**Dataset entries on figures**
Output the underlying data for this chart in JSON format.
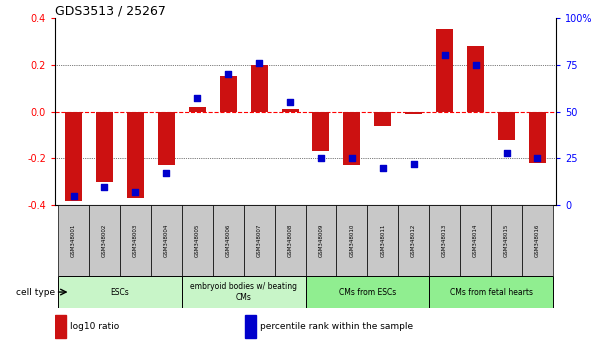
{
  "title": "GDS3513 / 25267",
  "samples": [
    "GSM348001",
    "GSM348002",
    "GSM348003",
    "GSM348004",
    "GSM348005",
    "GSM348006",
    "GSM348007",
    "GSM348008",
    "GSM348009",
    "GSM348010",
    "GSM348011",
    "GSM348012",
    "GSM348013",
    "GSM348014",
    "GSM348015",
    "GSM348016"
  ],
  "log10_ratio": [
    -0.38,
    -0.3,
    -0.37,
    -0.23,
    0.02,
    0.15,
    0.2,
    0.01,
    -0.17,
    -0.23,
    -0.06,
    -0.01,
    0.35,
    0.28,
    -0.12,
    -0.22
  ],
  "percentile_rank": [
    5,
    10,
    7,
    17,
    57,
    70,
    76,
    55,
    25,
    25,
    20,
    22,
    80,
    75,
    28,
    25
  ],
  "cell_type_groups": [
    {
      "label": "ESCs",
      "start": 0,
      "end": 3,
      "color": "#c8f5c8"
    },
    {
      "label": "embryoid bodies w/ beating\nCMs",
      "start": 4,
      "end": 7,
      "color": "#c8f5c8"
    },
    {
      "label": "CMs from ESCs",
      "start": 8,
      "end": 11,
      "color": "#90ee90"
    },
    {
      "label": "CMs from fetal hearts",
      "start": 12,
      "end": 15,
      "color": "#90ee90"
    }
  ],
  "bar_color": "#cc1111",
  "dot_color": "#0000cc",
  "ylim_left": [
    -0.4,
    0.4
  ],
  "ylim_right": [
    0,
    100
  ],
  "yticks_left": [
    -0.4,
    -0.2,
    0.0,
    0.2,
    0.4
  ],
  "yticks_right": [
    0,
    25,
    50,
    75,
    100
  ],
  "ytick_right_labels": [
    "0",
    "25",
    "50",
    "75",
    "100%"
  ],
  "legend_items": [
    {
      "label": "log10 ratio",
      "color": "#cc1111"
    },
    {
      "label": "percentile rank within the sample",
      "color": "#0000cc"
    }
  ],
  "sample_box_color": "#C8C8C8",
  "cell_type_label": "cell type"
}
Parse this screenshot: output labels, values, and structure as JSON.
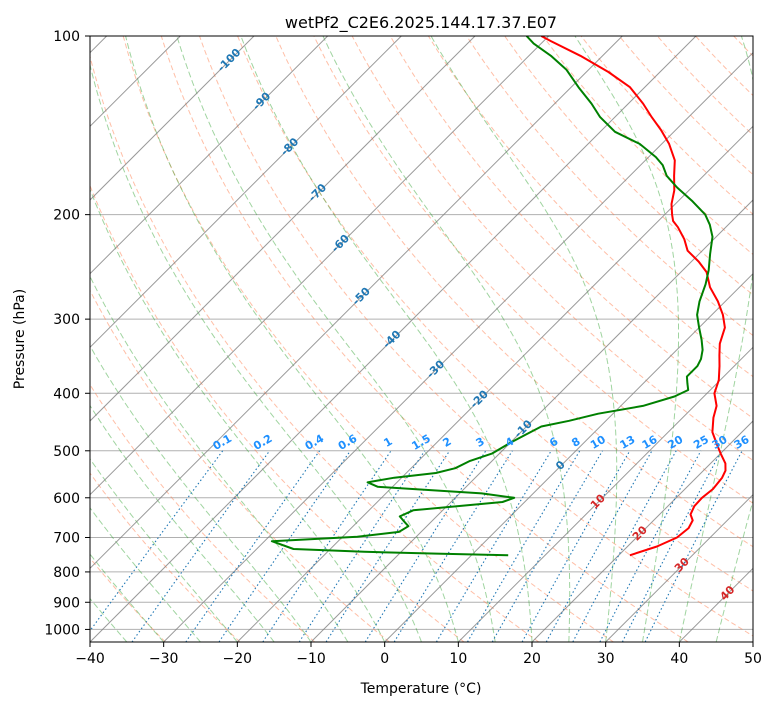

**Directive**
In the records above, locate every line with the string "this" and copy it.

**Response to the exercise**
Output the underlying data for this chart in JSON format.
Parse this screenshot: output labels, values, and structure as JSON.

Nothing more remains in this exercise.